Work to be completed ::
Identify the lines that contain the string "mantener", then copy each of them.

Records from a data collection:
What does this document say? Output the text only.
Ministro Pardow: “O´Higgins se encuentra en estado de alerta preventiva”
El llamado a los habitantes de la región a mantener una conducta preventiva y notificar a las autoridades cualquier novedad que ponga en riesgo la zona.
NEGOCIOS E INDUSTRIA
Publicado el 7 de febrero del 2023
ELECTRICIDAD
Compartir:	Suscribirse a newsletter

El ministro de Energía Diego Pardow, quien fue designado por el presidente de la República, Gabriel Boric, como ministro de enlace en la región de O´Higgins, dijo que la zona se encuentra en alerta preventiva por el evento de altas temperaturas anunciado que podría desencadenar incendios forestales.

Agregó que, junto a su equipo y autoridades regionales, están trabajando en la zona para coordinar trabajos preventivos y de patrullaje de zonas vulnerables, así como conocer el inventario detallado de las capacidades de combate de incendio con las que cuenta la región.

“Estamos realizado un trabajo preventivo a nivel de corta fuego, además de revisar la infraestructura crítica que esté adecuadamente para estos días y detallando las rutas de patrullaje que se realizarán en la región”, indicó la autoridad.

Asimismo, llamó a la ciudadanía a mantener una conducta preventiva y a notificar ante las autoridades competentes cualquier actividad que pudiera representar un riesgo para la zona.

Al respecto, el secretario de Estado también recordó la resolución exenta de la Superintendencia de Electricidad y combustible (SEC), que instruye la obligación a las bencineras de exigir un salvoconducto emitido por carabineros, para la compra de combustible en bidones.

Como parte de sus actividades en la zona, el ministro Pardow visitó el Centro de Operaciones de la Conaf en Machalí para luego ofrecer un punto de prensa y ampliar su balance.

Response for this exercise ::
El llamado a los habitantes de la región a mantener una conducta preventiva y notificar a las autoridades cualquier novedad que ponga en riesgo la zona.
Asimismo, llamó a la ciudadanía a mantener una conducta preventiva y a notificar ante las autoridades competentes cualquier actividad que pudiera representar un riesgo para la zona.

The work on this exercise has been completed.